## The exercise
Print the records below exactly as they appear.
BEGIN
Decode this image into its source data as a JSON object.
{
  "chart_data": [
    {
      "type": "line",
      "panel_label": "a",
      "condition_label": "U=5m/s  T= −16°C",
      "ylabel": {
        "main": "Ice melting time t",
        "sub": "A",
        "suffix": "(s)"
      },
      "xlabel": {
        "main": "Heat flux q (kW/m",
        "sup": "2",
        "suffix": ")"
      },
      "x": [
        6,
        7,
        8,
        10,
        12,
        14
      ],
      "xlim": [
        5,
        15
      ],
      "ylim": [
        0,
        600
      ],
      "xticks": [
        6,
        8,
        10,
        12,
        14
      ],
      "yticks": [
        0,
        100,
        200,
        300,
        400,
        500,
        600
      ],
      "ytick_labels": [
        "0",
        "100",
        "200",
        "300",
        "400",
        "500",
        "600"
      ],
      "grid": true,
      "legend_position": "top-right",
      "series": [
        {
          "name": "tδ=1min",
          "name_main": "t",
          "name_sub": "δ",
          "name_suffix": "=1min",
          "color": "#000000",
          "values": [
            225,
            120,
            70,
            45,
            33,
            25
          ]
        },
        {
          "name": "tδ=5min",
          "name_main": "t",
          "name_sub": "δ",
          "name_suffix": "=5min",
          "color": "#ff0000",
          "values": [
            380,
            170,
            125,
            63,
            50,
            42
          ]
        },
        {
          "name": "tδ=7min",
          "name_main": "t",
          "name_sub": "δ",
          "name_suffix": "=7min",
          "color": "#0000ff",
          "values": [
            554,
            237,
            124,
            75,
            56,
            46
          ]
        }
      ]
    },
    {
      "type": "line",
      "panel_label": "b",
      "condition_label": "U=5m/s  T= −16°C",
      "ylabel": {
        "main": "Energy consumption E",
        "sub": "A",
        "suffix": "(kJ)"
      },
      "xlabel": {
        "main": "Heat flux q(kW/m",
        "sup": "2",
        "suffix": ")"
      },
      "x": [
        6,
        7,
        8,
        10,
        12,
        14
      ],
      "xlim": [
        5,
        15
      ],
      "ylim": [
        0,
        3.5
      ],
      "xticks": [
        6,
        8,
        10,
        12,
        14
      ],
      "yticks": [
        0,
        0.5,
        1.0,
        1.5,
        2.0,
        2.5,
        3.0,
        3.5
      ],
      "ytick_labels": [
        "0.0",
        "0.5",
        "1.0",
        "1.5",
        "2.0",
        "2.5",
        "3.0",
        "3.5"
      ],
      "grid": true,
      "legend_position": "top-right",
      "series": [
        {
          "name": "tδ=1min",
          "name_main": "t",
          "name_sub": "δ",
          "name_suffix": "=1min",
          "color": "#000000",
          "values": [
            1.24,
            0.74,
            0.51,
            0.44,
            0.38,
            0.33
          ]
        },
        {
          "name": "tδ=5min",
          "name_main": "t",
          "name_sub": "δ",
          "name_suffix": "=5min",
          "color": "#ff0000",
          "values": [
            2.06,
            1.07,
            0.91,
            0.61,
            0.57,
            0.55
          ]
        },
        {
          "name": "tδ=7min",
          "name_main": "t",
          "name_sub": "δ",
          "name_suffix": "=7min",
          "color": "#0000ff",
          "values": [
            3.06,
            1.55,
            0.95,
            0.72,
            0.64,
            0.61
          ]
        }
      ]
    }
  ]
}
END
## Solved exercise
Decode this image into its source data as a JSON object.
{
  "chart_data": [
    {
      "type": "line",
      "panel_label": "a",
      "condition_label": "U=5m/s  T= −16°C",
      "ylabel": {
        "main": "Ice melting time t",
        "sub": "A",
        "suffix": "(s)"
      },
      "xlabel": {
        "main": "Heat flux q (kW/m",
        "sup": "2",
        "suffix": ")"
      },
      "x": [
        6,
        7,
        8,
        10,
        12,
        14
      ],
      "xlim": [
        5,
        15
      ],
      "ylim": [
        0,
        600
      ],
      "xticks": [
        6,
        8,
        10,
        12,
        14
      ],
      "yticks": [
        0,
        100,
        200,
        300,
        400,
        500,
        600
      ],
      "ytick_labels": [
        "0",
        "100",
        "200",
        "300",
        "400",
        "500",
        "600"
      ],
      "grid": true,
      "legend_position": "top-right",
      "series": [
        {
          "name": "tδ=1min",
          "name_main": "t",
          "name_sub": "δ",
          "name_suffix": "=1min",
          "color": "#000000",
          "values": [
            225,
            120,
            70,
            45,
            33,
            25
          ]
        },
        {
          "name": "tδ=5min",
          "name_main": "t",
          "name_sub": "δ",
          "name_suffix": "=5min",
          "color": "#ff0000",
          "values": [
            380,
            170,
            125,
            63,
            50,
            42
          ]
        },
        {
          "name": "tδ=7min",
          "name_main": "t",
          "name_sub": "δ",
          "name_suffix": "=7min",
          "color": "#0000ff",
          "values": [
            554,
            237,
            124,
            75,
            56,
            46
          ]
        }
      ]
    },
    {
      "type": "line",
      "panel_label": "b",
      "condition_label": "U=5m/s  T= −16°C",
      "ylabel": {
        "main": "Energy consumption E",
        "sub": "A",
        "suffix": "(kJ)"
      },
      "xlabel": {
        "main": "Heat flux q(kW/m",
        "sup": "2",
        "suffix": ")"
      },
      "x": [
        6,
        7,
        8,
        10,
        12,
        14
      ],
      "xlim": [
        5,
        15
      ],
      "ylim": [
        0,
        3.5
      ],
      "xticks": [
        6,
        8,
        10,
        12,
        14
      ],
      "yticks": [
        0,
        0.5,
        1.0,
        1.5,
        2.0,
        2.5,
        3.0,
        3.5
      ],
      "ytick_labels": [
        "0.0",
        "0.5",
        "1.0",
        "1.5",
        "2.0",
        "2.5",
        "3.0",
        "3.5"
      ],
      "grid": true,
      "legend_position": "top-right",
      "series": [
        {
          "name": "tδ=1min",
          "name_main": "t",
          "name_sub": "δ",
          "name_suffix": "=1min",
          "color": "#000000",
          "values": [
            1.24,
            0.74,
            0.51,
            0.44,
            0.38,
            0.33
          ]
        },
        {
          "name": "tδ=5min",
          "name_main": "t",
          "name_sub": "δ",
          "name_suffix": "=5min",
          "color": "#ff0000",
          "values": [
            2.06,
            1.07,
            0.91,
            0.61,
            0.57,
            0.55
          ]
        },
        {
          "name": "tδ=7min",
          "name_main": "t",
          "name_sub": "δ",
          "name_suffix": "=7min",
          "color": "#0000ff",
          "values": [
            3.06,
            1.55,
            0.95,
            0.72,
            0.64,
            0.61
          ]
        }
      ]
    }
  ]
}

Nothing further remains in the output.